- DATASET:
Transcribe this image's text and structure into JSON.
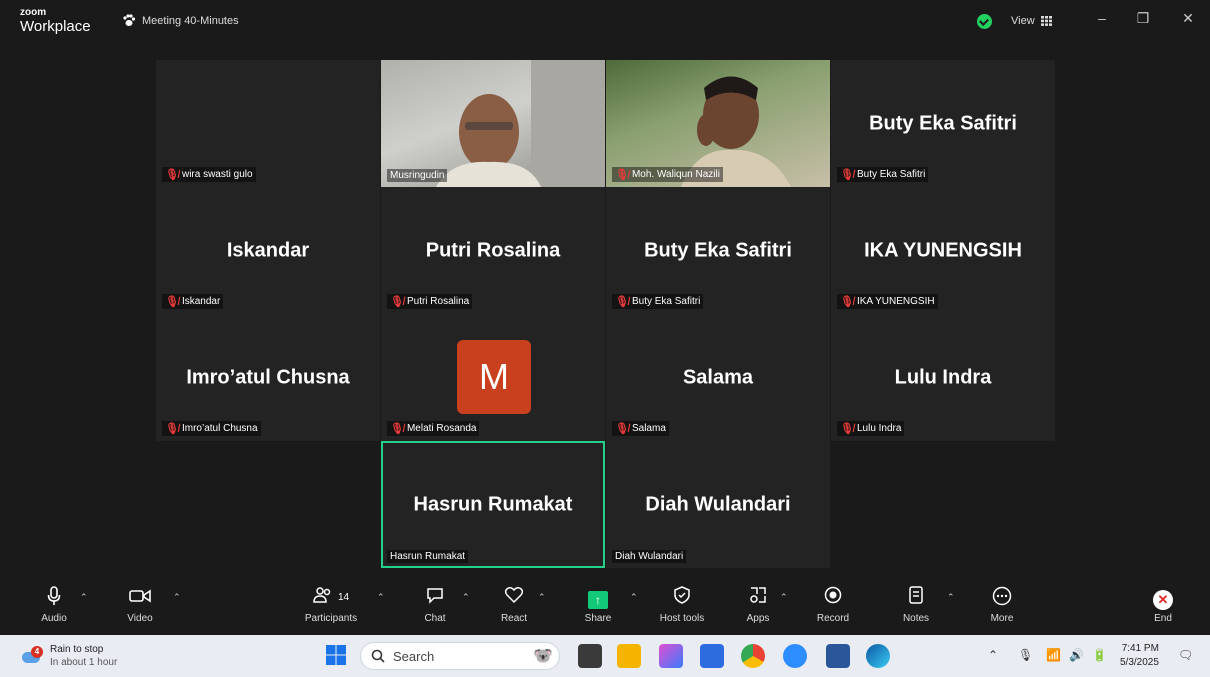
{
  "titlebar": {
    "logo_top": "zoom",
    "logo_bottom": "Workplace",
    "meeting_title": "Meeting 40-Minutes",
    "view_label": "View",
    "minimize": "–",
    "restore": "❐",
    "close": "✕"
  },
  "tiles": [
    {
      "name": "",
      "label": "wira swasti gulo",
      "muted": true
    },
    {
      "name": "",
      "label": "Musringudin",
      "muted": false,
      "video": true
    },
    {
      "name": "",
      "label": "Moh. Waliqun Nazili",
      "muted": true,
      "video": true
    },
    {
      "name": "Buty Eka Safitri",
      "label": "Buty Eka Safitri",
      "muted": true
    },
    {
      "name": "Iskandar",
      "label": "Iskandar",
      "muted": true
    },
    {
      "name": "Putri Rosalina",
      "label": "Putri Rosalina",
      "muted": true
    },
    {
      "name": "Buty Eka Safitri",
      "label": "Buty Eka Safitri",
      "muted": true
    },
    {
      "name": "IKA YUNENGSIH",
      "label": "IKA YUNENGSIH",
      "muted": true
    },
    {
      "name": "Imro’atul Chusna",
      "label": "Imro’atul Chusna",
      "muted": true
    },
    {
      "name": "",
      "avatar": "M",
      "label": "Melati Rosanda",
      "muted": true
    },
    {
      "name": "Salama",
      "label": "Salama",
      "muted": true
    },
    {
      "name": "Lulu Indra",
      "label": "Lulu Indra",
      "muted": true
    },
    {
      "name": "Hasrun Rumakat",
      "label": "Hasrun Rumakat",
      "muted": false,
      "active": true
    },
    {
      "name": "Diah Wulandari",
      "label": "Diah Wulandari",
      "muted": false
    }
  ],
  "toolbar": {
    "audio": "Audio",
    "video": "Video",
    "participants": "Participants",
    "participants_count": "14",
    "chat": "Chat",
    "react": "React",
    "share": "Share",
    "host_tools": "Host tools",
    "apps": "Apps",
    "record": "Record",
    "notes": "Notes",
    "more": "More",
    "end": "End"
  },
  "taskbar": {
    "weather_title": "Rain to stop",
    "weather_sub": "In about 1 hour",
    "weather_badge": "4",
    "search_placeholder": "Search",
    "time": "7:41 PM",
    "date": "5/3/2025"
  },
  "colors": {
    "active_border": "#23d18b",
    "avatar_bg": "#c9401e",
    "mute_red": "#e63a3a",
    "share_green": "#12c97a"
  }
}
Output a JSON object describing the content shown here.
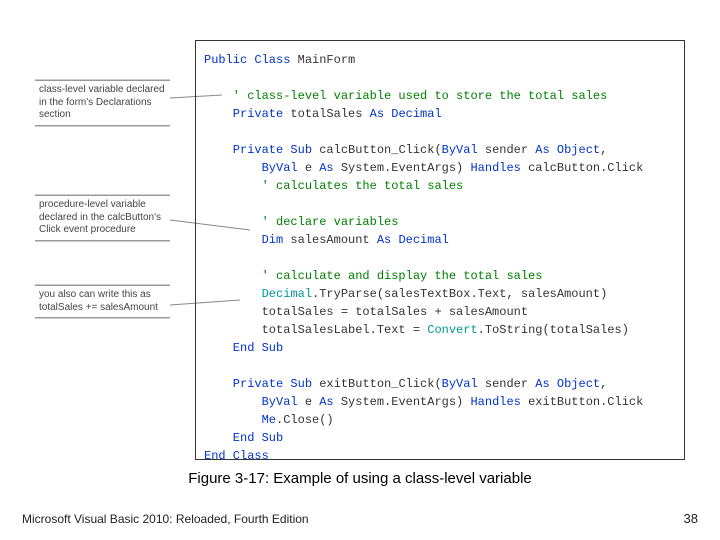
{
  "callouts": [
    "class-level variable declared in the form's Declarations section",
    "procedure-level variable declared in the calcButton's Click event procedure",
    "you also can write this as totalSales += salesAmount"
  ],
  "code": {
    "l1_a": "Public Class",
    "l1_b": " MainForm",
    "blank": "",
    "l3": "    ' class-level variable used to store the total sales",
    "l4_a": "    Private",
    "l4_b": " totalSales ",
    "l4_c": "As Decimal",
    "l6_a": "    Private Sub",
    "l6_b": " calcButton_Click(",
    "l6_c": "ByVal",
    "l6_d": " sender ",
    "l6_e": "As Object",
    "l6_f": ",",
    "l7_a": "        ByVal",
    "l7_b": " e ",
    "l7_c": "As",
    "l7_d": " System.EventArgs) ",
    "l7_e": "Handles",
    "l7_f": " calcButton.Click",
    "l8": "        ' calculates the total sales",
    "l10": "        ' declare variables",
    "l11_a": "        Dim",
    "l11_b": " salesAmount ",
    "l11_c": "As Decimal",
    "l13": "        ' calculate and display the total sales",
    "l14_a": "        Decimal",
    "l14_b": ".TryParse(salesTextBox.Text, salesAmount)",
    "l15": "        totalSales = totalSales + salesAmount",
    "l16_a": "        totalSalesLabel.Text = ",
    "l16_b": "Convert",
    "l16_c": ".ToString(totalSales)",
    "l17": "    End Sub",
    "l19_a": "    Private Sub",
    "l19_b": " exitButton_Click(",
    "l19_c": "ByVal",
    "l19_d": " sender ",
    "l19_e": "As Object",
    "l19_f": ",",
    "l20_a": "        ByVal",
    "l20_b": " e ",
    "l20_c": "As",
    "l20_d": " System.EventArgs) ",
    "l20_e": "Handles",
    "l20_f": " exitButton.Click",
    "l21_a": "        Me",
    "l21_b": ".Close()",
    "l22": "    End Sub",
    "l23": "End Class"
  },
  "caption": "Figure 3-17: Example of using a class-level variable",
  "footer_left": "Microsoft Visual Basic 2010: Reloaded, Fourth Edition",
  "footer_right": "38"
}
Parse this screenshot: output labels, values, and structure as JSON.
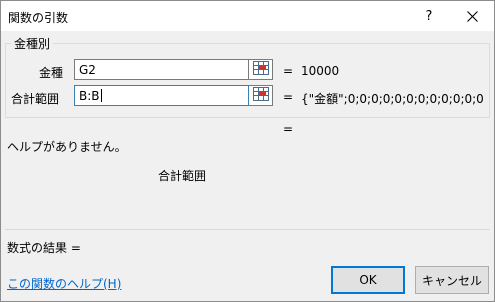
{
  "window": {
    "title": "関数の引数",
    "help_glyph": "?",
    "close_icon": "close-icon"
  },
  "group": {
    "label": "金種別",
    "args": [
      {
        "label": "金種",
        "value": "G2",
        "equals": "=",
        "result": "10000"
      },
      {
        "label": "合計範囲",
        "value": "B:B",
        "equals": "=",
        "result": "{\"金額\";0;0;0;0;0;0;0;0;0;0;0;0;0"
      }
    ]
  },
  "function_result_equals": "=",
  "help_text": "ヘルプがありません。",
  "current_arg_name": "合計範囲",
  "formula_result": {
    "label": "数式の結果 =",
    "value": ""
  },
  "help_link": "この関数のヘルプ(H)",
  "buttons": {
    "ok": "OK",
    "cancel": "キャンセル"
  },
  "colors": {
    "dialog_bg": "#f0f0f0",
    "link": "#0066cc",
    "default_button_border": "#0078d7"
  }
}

- WHAT YOU ARE ASKED TO DO: Reproduce the entries exactly. Do not carry over any picture.

- RESULT FOR THIS TASK:
Transcribe this image's text and structure into JSON.
{
  "titlebar": {
    "logo_top": "zoom",
    "logo_bottom": "Workplace",
    "meeting_title": "Meeting 40-Minutes",
    "view_label": "View",
    "minimize": "–",
    "restore": "❐",
    "close": "✕"
  },
  "tiles": [
    {
      "name": "",
      "label": "wira swasti gulo",
      "muted": true
    },
    {
      "name": "",
      "label": "Musringudin",
      "muted": false,
      "video": true
    },
    {
      "name": "",
      "label": "Moh. Waliqun Nazili",
      "muted": true,
      "video": true
    },
    {
      "name": "Buty Eka Safitri",
      "label": "Buty Eka Safitri",
      "muted": true
    },
    {
      "name": "Iskandar",
      "label": "Iskandar",
      "muted": true
    },
    {
      "name": "Putri Rosalina",
      "label": "Putri Rosalina",
      "muted": true
    },
    {
      "name": "Buty Eka Safitri",
      "label": "Buty Eka Safitri",
      "muted": true
    },
    {
      "name": "IKA YUNENGSIH",
      "label": "IKA YUNENGSIH",
      "muted": true
    },
    {
      "name": "Imro’atul Chusna",
      "label": "Imro’atul Chusna",
      "muted": true
    },
    {
      "name": "",
      "avatar": "M",
      "label": "Melati Rosanda",
      "muted": true
    },
    {
      "name": "Salama",
      "label": "Salama",
      "muted": true
    },
    {
      "name": "Lulu Indra",
      "label": "Lulu Indra",
      "muted": true
    },
    {
      "name": "Hasrun Rumakat",
      "label": "Hasrun Rumakat",
      "muted": false,
      "active": true
    },
    {
      "name": "Diah Wulandari",
      "label": "Diah Wulandari",
      "muted": false
    }
  ],
  "toolbar": {
    "audio": "Audio",
    "video": "Video",
    "participants": "Participants",
    "participants_count": "14",
    "chat": "Chat",
    "react": "React",
    "share": "Share",
    "host_tools": "Host tools",
    "apps": "Apps",
    "record": "Record",
    "notes": "Notes",
    "more": "More",
    "end": "End"
  },
  "taskbar": {
    "weather_title": "Rain to stop",
    "weather_sub": "In about 1 hour",
    "weather_badge": "4",
    "search_placeholder": "Search",
    "time": "7:41 PM",
    "date": "5/3/2025"
  },
  "colors": {
    "active_border": "#23d18b",
    "avatar_bg": "#c9401e",
    "mute_red": "#e63a3a",
    "share_green": "#12c97a"
  }
}
Output a JSON object describing the content shown here.
{
  "callouts": [
    "class-level variable declared in the form's Declarations section",
    "procedure-level variable declared in the calcButton's Click event procedure",
    "you also can write this as totalSales += salesAmount"
  ],
  "code": {
    "l1_a": "Public Class",
    "l1_b": " MainForm",
    "blank": "",
    "l3": "    ' class-level variable used to store the total sales",
    "l4_a": "    Private",
    "l4_b": " totalSales ",
    "l4_c": "As Decimal",
    "l6_a": "    Private Sub",
    "l6_b": " calcButton_Click(",
    "l6_c": "ByVal",
    "l6_d": " sender ",
    "l6_e": "As Object",
    "l6_f": ",",
    "l7_a": "        ByVal",
    "l7_b": " e ",
    "l7_c": "As",
    "l7_d": " System.EventArgs) ",
    "l7_e": "Handles",
    "l7_f": " calcButton.Click",
    "l8": "        ' calculates the total sales",
    "l10": "        ' declare variables",
    "l11_a": "        Dim",
    "l11_b": " salesAmount ",
    "l11_c": "As Decimal",
    "l13": "        ' calculate and display the total sales",
    "l14_a": "        Decimal",
    "l14_b": ".TryParse(salesTextBox.Text, salesAmount)",
    "l15": "        totalSales = totalSales + salesAmount",
    "l16_a": "        totalSalesLabel.Text = ",
    "l16_b": "Convert",
    "l16_c": ".ToString(totalSales)",
    "l17": "    End Sub",
    "l19_a": "    Private Sub",
    "l19_b": " exitButton_Click(",
    "l19_c": "ByVal",
    "l19_d": " sender ",
    "l19_e": "As Object",
    "l19_f": ",",
    "l20_a": "        ByVal",
    "l20_b": " e ",
    "l20_c": "As",
    "l20_d": " System.EventArgs) ",
    "l20_e": "Handles",
    "l20_f": " exitButton.Click",
    "l21_a": "        Me",
    "l21_b": ".Close()",
    "l22": "    End Sub",
    "l23": "End Class"
  },
  "caption": "Figure 3-17: Example of using a class-level variable",
  "footer_left": "Microsoft Visual Basic 2010: Reloaded, Fourth Edition",
  "footer_right": "38"
}
Parse this screenshot: output labels, values, and structure as JSON.
{
  "window": {
    "title": "関数の引数",
    "help_glyph": "?",
    "close_icon": "close-icon"
  },
  "group": {
    "label": "金種別",
    "args": [
      {
        "label": "金種",
        "value": "G2",
        "equals": "=",
        "result": "10000"
      },
      {
        "label": "合計範囲",
        "value": "B:B",
        "equals": "=",
        "result": "{\"金額\";0;0;0;0;0;0;0;0;0;0;0;0;0"
      }
    ]
  },
  "function_result_equals": "=",
  "help_text": "ヘルプがありません。",
  "current_arg_name": "合計範囲",
  "formula_result": {
    "label": "数式の結果 =",
    "value": ""
  },
  "help_link": "この関数のヘルプ(H)",
  "buttons": {
    "ok": "OK",
    "cancel": "キャンセル"
  },
  "colors": {
    "dialog_bg": "#f0f0f0",
    "link": "#0066cc",
    "default_button_border": "#0078d7"
  }
}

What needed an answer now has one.